**Supplied text**

This is an automated email from the ASF dual-hosted git repository.

eladkal pushed a commit to branch main
in repository https://gitbox.apache.org/repos/asf/airflow.git


The following commit(s) were added to refs/heads/main by this push:
     new 479ec87166 Fix SSL verification in druid operator (#37673)
479ec87166 is described below

commit 479ec87166bfb7059ed1763580feb80c75ce7cd8
Author: Daniel Bell <[email protected]>
AuthorDate: Sun Mar 3 08:46:22 2024 +0100

    Fix SSL verification in druid operator (#37673)
    
    * Use cached_property for get_connection to avoid calling >1
    
    * Get ca bundle path from connection config if not verifying ssl
    
    * Add type checking check
    
    * Add tests
    
    * Fix lint and add documentation
    
    * Use default
    
    * Final tidy
    
    * Add log for when using CA bundle
    
    * Add test_conn_property
    
    ---------
    
    Co-authored-by: Daniel Bell <[email protected]>
---
 airflow/providers/apache/druid/hooks/druid.py      | 43 ++++++++++++++--------
 airflow/providers/apache/druid/operators/druid.py  |  7 ++--
 tests/providers/apache/druid/hooks/test_druid.py   | 32 +++++++++++++++-
 .../providers/apache/druid/operators/test_druid.py |  2 +-
 4 files changed, 62 insertions(+), 22 deletions(-)

diff --git a/airflow/providers/apache/druid/hooks/druid.py 
b/airflow/providers/apache/druid/hooks/druid.py
index 9ab60a8c08..da678d0153 100644
--- a/airflow/providers/apache/druid/hooks/druid.py
+++ b/airflow/providers/apache/druid/hooks/druid.py
@@ -19,7 +19,8 @@ from __future__ import annotations
 
 import time
 from enum import Enum
-from typing import Any, Iterable
+from functools import cached_property
+from typing import TYPE_CHECKING, Any, Iterable
 
 import requests
 from pydruid.db import connect
@@ -28,6 +29,9 @@ from airflow.exceptions import AirflowException
 from airflow.hooks.base import BaseHook
 from airflow.providers.common.sql.hooks.sql import DbApiHook
 
+if TYPE_CHECKING:
+    from airflow.models import Connection
+
 
 class IngestionType(Enum):
     """
@@ -53,9 +57,8 @@ class DruidHook(BaseHook):
                     the Druid job for the status of the ingestion job.
                     Must be greater than or equal to 1
     :param max_ingestion_time: The maximum ingestion time before assuming the 
job failed
-    :param verify_ssl: Either a boolean, in which case it controls whether we 
verify the server's TLS
-                      certificate, or a string, in which case it must be a 
path to a CA bundle to use.
-                      Defaults to True
+    :param verify_ssl: Whether to use SSL encryption to submit indexing job. 
If set to False then checks
+                       connection information for path to a CA bundle to use.

**Listing**
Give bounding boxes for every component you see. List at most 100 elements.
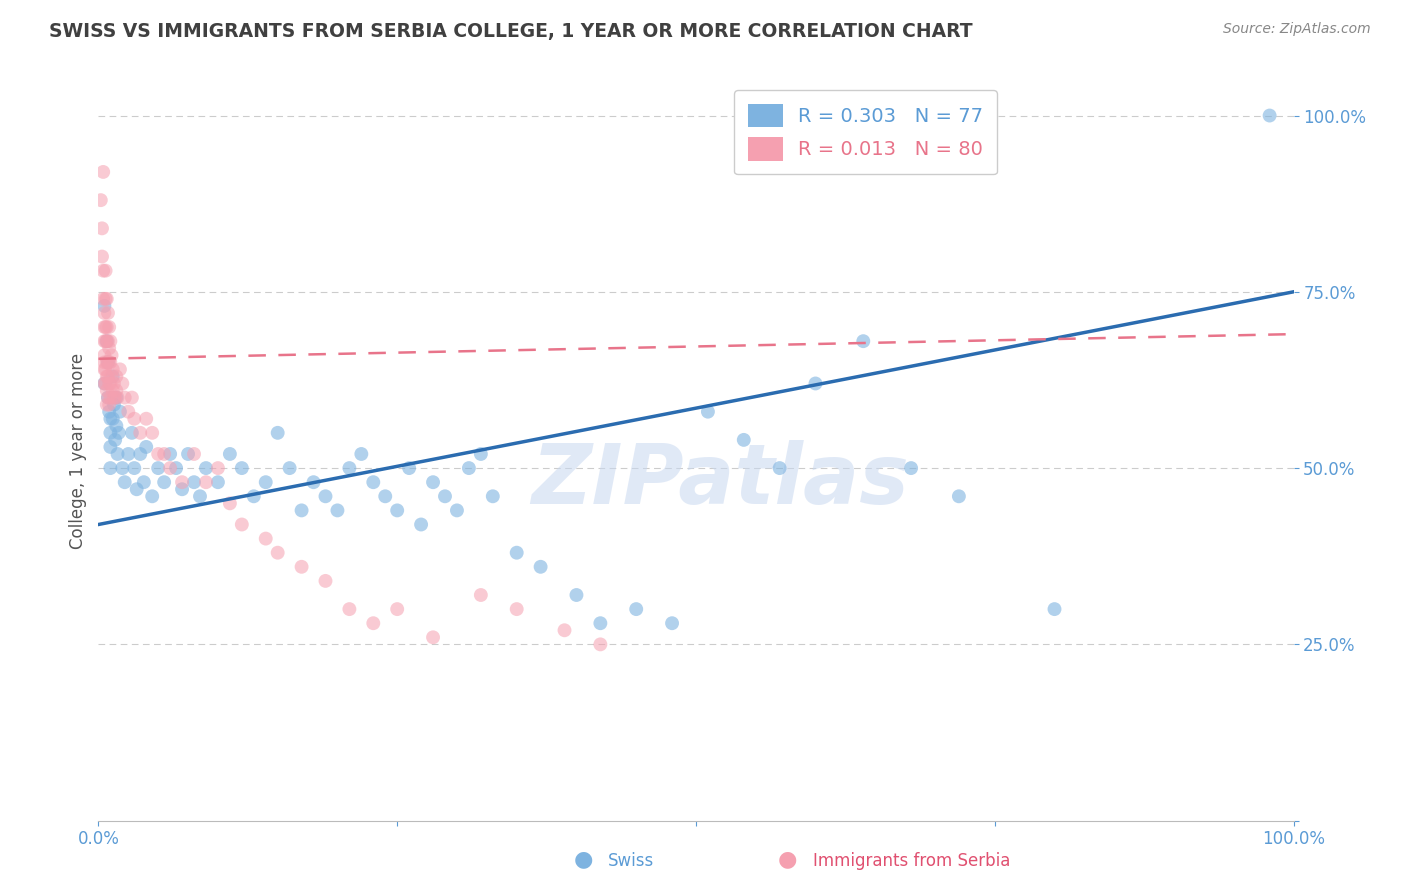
Point — [98, 376, 122, 391]
Point — [589, 637, 612, 651]
Point — [141, 489, 163, 503]
Point — [172, 482, 194, 496]
Point — [661, 616, 683, 631]
Point — [103, 391, 125, 405]
Point — [565, 588, 588, 602]
Point — [105, 391, 128, 405]
Point — [129, 425, 152, 440]
Point — [458, 461, 481, 475]
Point — [422, 630, 444, 644]
Point — [254, 532, 277, 546]
Point — [91, 165, 114, 179]
Point — [132, 475, 155, 490]
Point — [530, 559, 553, 574]
Point — [172, 475, 194, 490]
Point — [114, 391, 136, 405]
Point — [153, 475, 176, 490]
Point — [254, 475, 277, 490]
Point — [97, 391, 120, 405]
Point — [108, 362, 131, 376]
Point — [804, 376, 827, 391]
Point — [124, 411, 146, 425]
Point — [219, 496, 242, 510]
Point — [93, 376, 115, 391]
Text: Source: ZipAtlas.com: Source: ZipAtlas.com — [1223, 22, 1371, 37]
Legend: R = 0.303   N = 77, R = 0.013   N = 80: R = 0.303 N = 77, R = 0.013 N = 80 — [734, 90, 997, 175]
Point — [91, 263, 114, 277]
Point — [94, 362, 117, 376]
Point — [100, 369, 122, 384]
Point — [121, 425, 143, 440]
Point — [93, 362, 115, 376]
Point — [267, 425, 290, 440]
Point — [207, 461, 229, 475]
Point — [91, 250, 114, 264]
Point — [165, 461, 187, 475]
Point — [91, 292, 114, 306]
Point — [97, 334, 120, 348]
Point — [96, 355, 118, 369]
Point — [350, 447, 373, 461]
Point — [111, 461, 134, 475]
Point — [96, 334, 118, 348]
Point — [93, 320, 115, 334]
Point — [159, 461, 181, 475]
Point — [97, 369, 120, 384]
Point — [422, 475, 444, 490]
Point — [1258, 109, 1281, 123]
Point — [135, 440, 157, 454]
Point — [94, 292, 117, 306]
Point — [470, 588, 492, 602]
Point — [107, 391, 129, 405]
Point — [315, 574, 337, 588]
Point — [101, 369, 124, 384]
Point — [96, 292, 118, 306]
Point — [231, 461, 253, 475]
Point — [446, 503, 468, 517]
Point — [148, 461, 170, 475]
Point — [398, 461, 420, 475]
Point — [105, 384, 128, 398]
Point — [852, 334, 875, 348]
Point — [97, 306, 120, 320]
Point — [243, 489, 266, 503]
Point — [98, 425, 122, 440]
Point — [105, 418, 128, 433]
Point — [177, 447, 200, 461]
Point — [506, 602, 529, 616]
Point — [291, 503, 314, 517]
Point — [90, 193, 112, 207]
Point — [101, 411, 124, 425]
Point — [93, 334, 115, 348]
Point — [124, 461, 146, 475]
Point — [97, 355, 120, 369]
Point — [96, 384, 118, 398]
Point — [948, 489, 970, 503]
Point — [105, 369, 128, 384]
Point — [98, 391, 122, 405]
Point — [103, 376, 125, 391]
Point — [339, 602, 361, 616]
Text: ZIPatlas: ZIPatlas — [531, 440, 908, 521]
Point — [589, 616, 612, 631]
Text: ●: ● — [574, 850, 593, 870]
Point — [626, 602, 648, 616]
Point — [96, 320, 118, 334]
Point — [94, 334, 117, 348]
Point — [302, 475, 325, 490]
Point — [98, 376, 121, 391]
Point — [385, 602, 409, 616]
Point — [363, 616, 385, 631]
Point — [94, 376, 117, 391]
Point — [554, 624, 576, 638]
Point — [207, 475, 229, 490]
Point — [231, 517, 253, 532]
Point — [93, 299, 115, 313]
Point — [111, 376, 134, 391]
Point — [183, 475, 205, 490]
Point — [125, 482, 148, 496]
Point — [97, 355, 120, 369]
Point — [98, 405, 121, 419]
Point — [114, 475, 136, 490]
Point — [141, 425, 163, 440]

**The problem**
For each statement, answer yes or no on whether it agrees with the commit email, and quote the words from the email that decide it. 1. The commit was pushed to a branch named develop. 2. The commit changed four files. 3. The hook file now imports cached_property from functools.

**Problem solution**
1. No: "eladkal pushed a commit to branch main"
2. Yes: "4 files changed, 62 insertions(+), 22 deletions(-)"
3. Yes: "from functools import cached_property"